(Items from a figure collection)
--------------------

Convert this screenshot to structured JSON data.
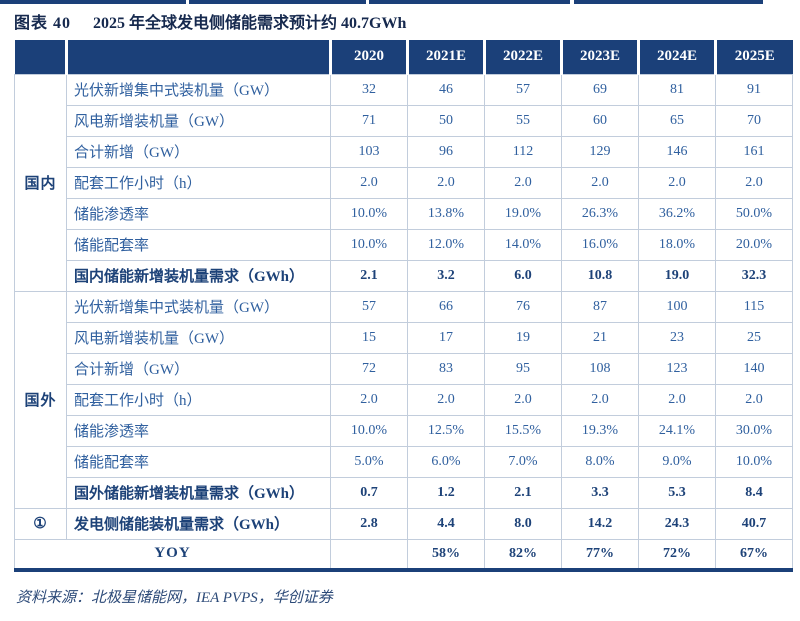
{
  "page": {
    "figure_label": "图表 40",
    "title": "2025 年全球发电侧储能需求预计约 40.7GWh",
    "source": "资料来源：北极星储能网，IEA PVPS，华创证券"
  },
  "table": {
    "columns": [
      "2020",
      "2021E",
      "2022E",
      "2023E",
      "2024E",
      "2025E"
    ],
    "sections": [
      {
        "group": "国内",
        "rows": [
          {
            "label": "光伏新增集中式装机量（GW）",
            "values": [
              "32",
              "46",
              "57",
              "69",
              "81",
              "91"
            ],
            "bold": false
          },
          {
            "label": "风电新增装机量（GW）",
            "values": [
              "71",
              "50",
              "55",
              "60",
              "65",
              "70"
            ],
            "bold": false
          },
          {
            "label": "合计新增（GW）",
            "values": [
              "103",
              "96",
              "112",
              "129",
              "146",
              "161"
            ],
            "bold": false
          },
          {
            "label": "配套工作小时（h）",
            "values": [
              "2.0",
              "2.0",
              "2.0",
              "2.0",
              "2.0",
              "2.0"
            ],
            "bold": false
          },
          {
            "label": "储能渗透率",
            "values": [
              "10.0%",
              "13.8%",
              "19.0%",
              "26.3%",
              "36.2%",
              "50.0%"
            ],
            "bold": false
          },
          {
            "label": "储能配套率",
            "values": [
              "10.0%",
              "12.0%",
              "14.0%",
              "16.0%",
              "18.0%",
              "20.0%"
            ],
            "bold": false
          },
          {
            "label": "国内储能新增装机量需求（GWh）",
            "values": [
              "2.1",
              "3.2",
              "6.0",
              "10.8",
              "19.0",
              "32.3"
            ],
            "bold": true
          }
        ]
      },
      {
        "group": "国外",
        "rows": [
          {
            "label": "光伏新增集中式装机量（GW）",
            "values": [
              "57",
              "66",
              "76",
              "87",
              "100",
              "115"
            ],
            "bold": false
          },
          {
            "label": "风电新增装机量（GW）",
            "values": [
              "15",
              "17",
              "19",
              "21",
              "23",
              "25"
            ],
            "bold": false
          },
          {
            "label": "合计新增（GW）",
            "values": [
              "72",
              "83",
              "95",
              "108",
              "123",
              "140"
            ],
            "bold": false
          },
          {
            "label": "配套工作小时（h）",
            "values": [
              "2.0",
              "2.0",
              "2.0",
              "2.0",
              "2.0",
              "2.0"
            ],
            "bold": false
          },
          {
            "label": "储能渗透率",
            "values": [
              "10.0%",
              "12.5%",
              "15.5%",
              "19.3%",
              "24.1%",
              "30.0%"
            ],
            "bold": false
          },
          {
            "label": "储能配套率",
            "values": [
              "5.0%",
              "6.0%",
              "7.0%",
              "8.0%",
              "9.0%",
              "10.0%"
            ],
            "bold": false
          },
          {
            "label": "国外储能新增装机量需求（GWh）",
            "values": [
              "0.7",
              "1.2",
              "2.1",
              "3.3",
              "5.3",
              "8.4"
            ],
            "bold": true
          }
        ]
      }
    ],
    "total_row": {
      "group": "①",
      "label": "发电侧储能装机量需求（GWh）",
      "values": [
        "2.8",
        "4.4",
        "8.0",
        "14.2",
        "24.3",
        "40.7"
      ],
      "bold": true
    },
    "yoy_row": {
      "label": "YOY",
      "values": [
        "",
        "58%",
        "82%",
        "77%",
        "72%",
        "67%"
      ],
      "bold": true
    }
  },
  "colors": {
    "header_bg": "#1b4079",
    "header_text": "#ffffff",
    "grid_line": "#c2cddc",
    "text_regular": "#30609f",
    "text_bold": "#1d4278",
    "title_text": "#16294e",
    "source_text": "#2c4a78"
  }
}
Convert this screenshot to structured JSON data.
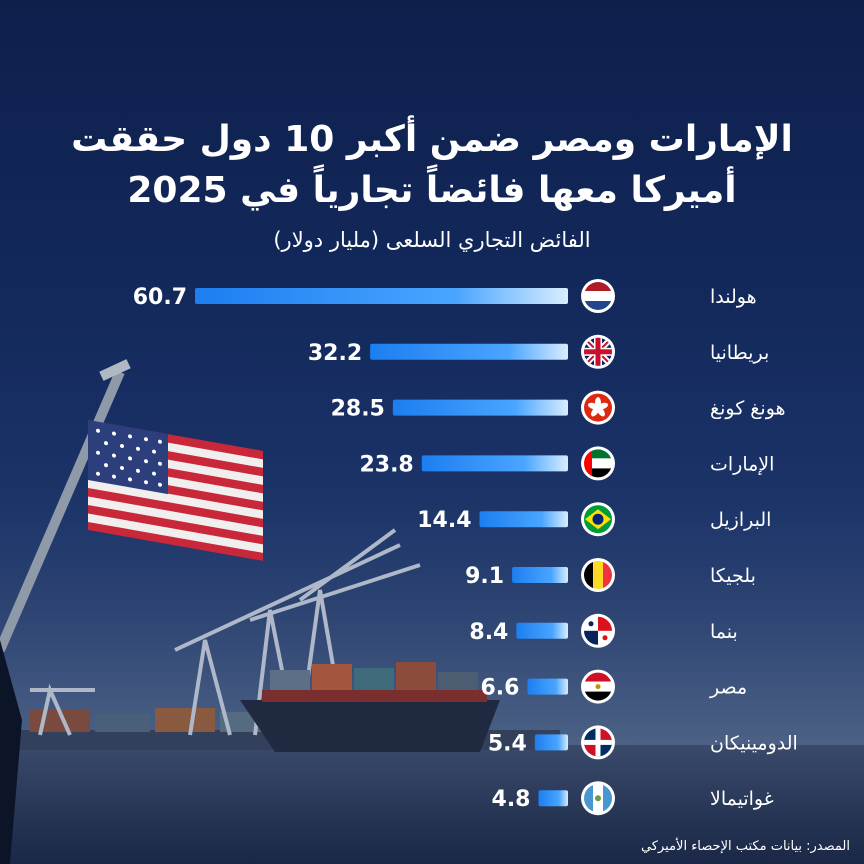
{
  "title_line1": "الإمارات ومصر ضمن أكبر 10 دول حققت",
  "title_line2": "أميركا معها فائضاً تجارياً في 2025",
  "subtitle": "الفائض التجاري السلعى (مليار دولار)",
  "source": "المصدر: بيانات مكتب الإحصاء الأميركي",
  "colors": {
    "bar_start": "#1c7ef0",
    "bar_end": "#d8edff",
    "background": "#10204a"
  },
  "chart_data": {
    "type": "bar",
    "orientation": "horizontal",
    "direction": "right-to-left",
    "categories": [
      "هولندا",
      "بريطانيا",
      "هونغ كونغ",
      "الإمارات",
      "البرازيل",
      "بلجيكا",
      "بنما",
      "مصر",
      "الدومينيكان",
      "غواتيمالا"
    ],
    "values": [
      60.7,
      32.2,
      28.5,
      23.8,
      14.4,
      9.1,
      8.4,
      6.6,
      5.4,
      4.8
    ],
    "flags": [
      "netherlands-flag",
      "uk-flag",
      "hong-kong-flag",
      "uae-flag",
      "brazil-flag",
      "belgium-flag",
      "panama-flag",
      "egypt-flag",
      "dominican-flag",
      "guatemala-flag"
    ],
    "value_labels": [
      "60.7",
      "32.2",
      "28.5",
      "23.8",
      "14.4",
      "9.1",
      "8.4",
      "6.6",
      "5.4",
      "4.8"
    ],
    "title": "الإمارات ومصر ضمن أكبر 10 دول حققت أميركا معها فائضاً تجارياً في 2025",
    "ylabel": "الفائض التجاري السلعى (مليار دولار)",
    "grid": false
  }
}
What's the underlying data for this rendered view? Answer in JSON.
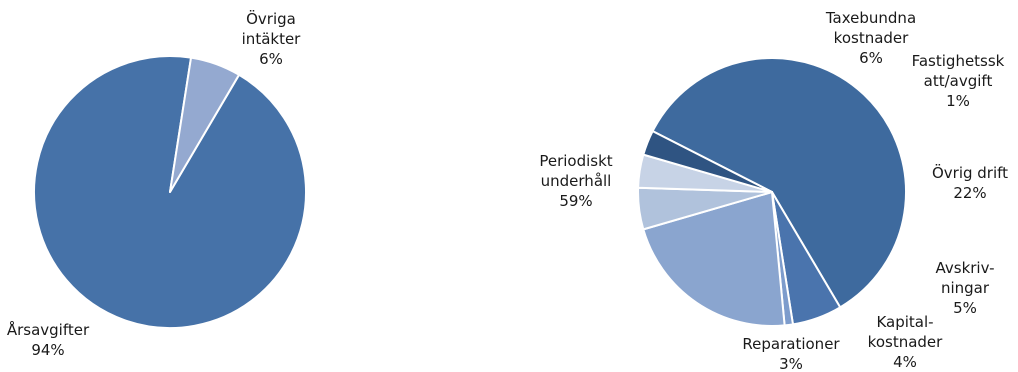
{
  "chart_data": [
    {
      "type": "pie",
      "title": "",
      "colors": [
        "#4672a8",
        "#94a9d0"
      ],
      "slices": [
        {
          "label": [
            "Årsavgifter"
          ],
          "percent_label": "94%",
          "value": 94
        },
        {
          "label": [
            "Övriga",
            "intäkter"
          ],
          "percent_label": "6%",
          "value": 6
        }
      ]
    },
    {
      "type": "pie",
      "title": "",
      "colors": [
        "#3e6a9e",
        "#4a74ad",
        "#7d9ccc",
        "#8aa5cf",
        "#b0c2dc",
        "#c7d3e6",
        "#2f5482"
      ],
      "slices": [
        {
          "label": [
            "Periodiskt",
            "underhåll"
          ],
          "percent_label": "59%",
          "value": 59
        },
        {
          "label": [
            "Taxebundna",
            "kostnader"
          ],
          "percent_label": "6%",
          "value": 6
        },
        {
          "label": [
            "Fastighetssk",
            "att/avgift"
          ],
          "percent_label": "1%",
          "value": 1
        },
        {
          "label": [
            "Övrig drift"
          ],
          "percent_label": "22%",
          "value": 22
        },
        {
          "label": [
            "Avskriv-",
            "ningar"
          ],
          "percent_label": "5%",
          "value": 5
        },
        {
          "label": [
            "Kapital-",
            "kostnader"
          ],
          "percent_label": "4%",
          "value": 4
        },
        {
          "label": [
            "Reparationer"
          ],
          "percent_label": "3%",
          "value": 3
        }
      ]
    }
  ]
}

--------------------

▸ PROBLEM REQUIREMENTS: Transcribe all of the entries word for word, but skip any pictures they contain.

▸ CORRECT RESPONSE:
Convert this screenshot to structured JSON data.
{
  "page": {
    "figure_label": "图表 40",
    "title": "2025 年全球发电侧储能需求预计约 40.7GWh",
    "source": "资料来源：北极星储能网，IEA PVPS，华创证券"
  },
  "table": {
    "columns": [
      "2020",
      "2021E",
      "2022E",
      "2023E",
      "2024E",
      "2025E"
    ],
    "sections": [
      {
        "group": "国内",
        "rows": [
          {
            "label": "光伏新增集中式装机量（GW）",
            "values": [
              "32",
              "46",
              "57",
              "69",
              "81",
              "91"
            ],
            "bold": false
          },
          {
            "label": "风电新增装机量（GW）",
            "values": [
              "71",
              "50",
              "55",
              "60",
              "65",
              "70"
            ],
            "bold": false
          },
          {
            "label": "合计新增（GW）",
            "values": [
              "103",
              "96",
              "112",
              "129",
              "146",
              "161"
            ],
            "bold": false
          },
          {
            "label": "配套工作小时（h）",
            "values": [
              "2.0",
              "2.0",
              "2.0",
              "2.0",
              "2.0",
              "2.0"
            ],
            "bold": false
          },
          {
            "label": "储能渗透率",
            "values": [
              "10.0%",
              "13.8%",
              "19.0%",
              "26.3%",
              "36.2%",
              "50.0%"
            ],
            "bold": false
          },
          {
            "label": "储能配套率",
            "values": [
              "10.0%",
              "12.0%",
              "14.0%",
              "16.0%",
              "18.0%",
              "20.0%"
            ],
            "bold": false
          },
          {
            "label": "国内储能新增装机量需求（GWh）",
            "values": [
              "2.1",
              "3.2",
              "6.0",
              "10.8",
              "19.0",
              "32.3"
            ],
            "bold": true
          }
        ]
      },
      {
        "group": "国外",
        "rows": [
          {
            "label": "光伏新增集中式装机量（GW）",
            "values": [
              "57",
              "66",
              "76",
              "87",
              "100",
              "115"
            ],
            "bold": false
          },
          {
            "label": "风电新增装机量（GW）",
            "values": [
              "15",
              "17",
              "19",
              "21",
              "23",
              "25"
            ],
            "bold": false
          },
          {
            "label": "合计新增（GW）",
            "values": [
              "72",
              "83",
              "95",
              "108",
              "123",
              "140"
            ],
            "bold": false
          },
          {
            "label": "配套工作小时（h）",
            "values": [
              "2.0",
              "2.0",
              "2.0",
              "2.0",
              "2.0",
              "2.0"
            ],
            "bold": false
          },
          {
            "label": "储能渗透率",
            "values": [
              "10.0%",
              "12.5%",
              "15.5%",
              "19.3%",
              "24.1%",
              "30.0%"
            ],
            "bold": false
          },
          {
            "label": "储能配套率",
            "values": [
              "5.0%",
              "6.0%",
              "7.0%",
              "8.0%",
              "9.0%",
              "10.0%"
            ],
            "bold": false
          },
          {
            "label": "国外储能新增装机量需求（GWh）",
            "values": [
              "0.7",
              "1.2",
              "2.1",
              "3.3",
              "5.3",
              "8.4"
            ],
            "bold": true
          }
        ]
      }
    ],
    "total_row": {
      "group": "①",
      "label": "发电侧储能装机量需求（GWh）",
      "values": [
        "2.8",
        "4.4",
        "8.0",
        "14.2",
        "24.3",
        "40.7"
      ],
      "bold": true
    },
    "yoy_row": {
      "label": "YOY",
      "values": [
        "",
        "58%",
        "82%",
        "77%",
        "72%",
        "67%"
      ],
      "bold": true
    }
  },
  "colors": {
    "header_bg": "#1b4079",
    "header_text": "#ffffff",
    "grid_line": "#c2cddc",
    "text_regular": "#30609f",
    "text_bold": "#1d4278",
    "title_text": "#16294e",
    "source_text": "#2c4a78"
  }
}
Convert this screenshot to structured JSON data.
{
  "title_line1": "الإمارات ومصر ضمن أكبر 10 دول حققت",
  "title_line2": "أميركا معها فائضاً تجارياً في 2025",
  "subtitle": "الفائض التجاري السلعى (مليار دولار)",
  "source": "المصدر: بيانات مكتب الإحصاء الأميركي",
  "colors": {
    "bar_start": "#1c7ef0",
    "bar_end": "#d8edff",
    "background": "#10204a"
  },
  "chart_data": {
    "type": "bar",
    "orientation": "horizontal",
    "direction": "right-to-left",
    "categories": [
      "هولندا",
      "بريطانيا",
      "هونغ كونغ",
      "الإمارات",
      "البرازيل",
      "بلجيكا",
      "بنما",
      "مصر",
      "الدومينيكان",
      "غواتيمالا"
    ],
    "values": [
      60.7,
      32.2,
      28.5,
      23.8,
      14.4,
      9.1,
      8.4,
      6.6,
      5.4,
      4.8
    ],
    "flags": [
      "netherlands-flag",
      "uk-flag",
      "hong-kong-flag",
      "uae-flag",
      "brazil-flag",
      "belgium-flag",
      "panama-flag",
      "egypt-flag",
      "dominican-flag",
      "guatemala-flag"
    ],
    "value_labels": [
      "60.7",
      "32.2",
      "28.5",
      "23.8",
      "14.4",
      "9.1",
      "8.4",
      "6.6",
      "5.4",
      "4.8"
    ],
    "title": "الإمارات ومصر ضمن أكبر 10 دول حققت أميركا معها فائضاً تجارياً في 2025",
    "ylabel": "الفائض التجاري السلعى (مليار دولار)",
    "grid": false
  }
}
What's the underlying data for this rendered view? Answer in JSON.
{
  "chart_data": [
    {
      "type": "pie",
      "title": "",
      "colors": [
        "#4672a8",
        "#94a9d0"
      ],
      "slices": [
        {
          "label": [
            "Årsavgifter"
          ],
          "percent_label": "94%",
          "value": 94
        },
        {
          "label": [
            "Övriga",
            "intäkter"
          ],
          "percent_label": "6%",
          "value": 6
        }
      ]
    },
    {
      "type": "pie",
      "title": "",
      "colors": [
        "#3e6a9e",
        "#4a74ad",
        "#7d9ccc",
        "#8aa5cf",
        "#b0c2dc",
        "#c7d3e6",
        "#2f5482"
      ],
      "slices": [
        {
          "label": [
            "Periodiskt",
            "underhåll"
          ],
          "percent_label": "59%",
          "value": 59
        },
        {
          "label": [
            "Taxebundna",
            "kostnader"
          ],
          "percent_label": "6%",
          "value": 6
        },
        {
          "label": [
            "Fastighetssk",
            "att/avgift"
          ],
          "percent_label": "1%",
          "value": 1
        },
        {
          "label": [
            "Övrig drift"
          ],
          "percent_label": "22%",
          "value": 22
        },
        {
          "label": [
            "Avskriv-",
            "ningar"
          ],
          "percent_label": "5%",
          "value": 5
        },
        {
          "label": [
            "Kapital-",
            "kostnader"
          ],
          "percent_label": "4%",
          "value": 4
        },
        {
          "label": [
            "Reparationer"
          ],
          "percent_label": "3%",
          "value": 3
        }
      ]
    }
  ]
}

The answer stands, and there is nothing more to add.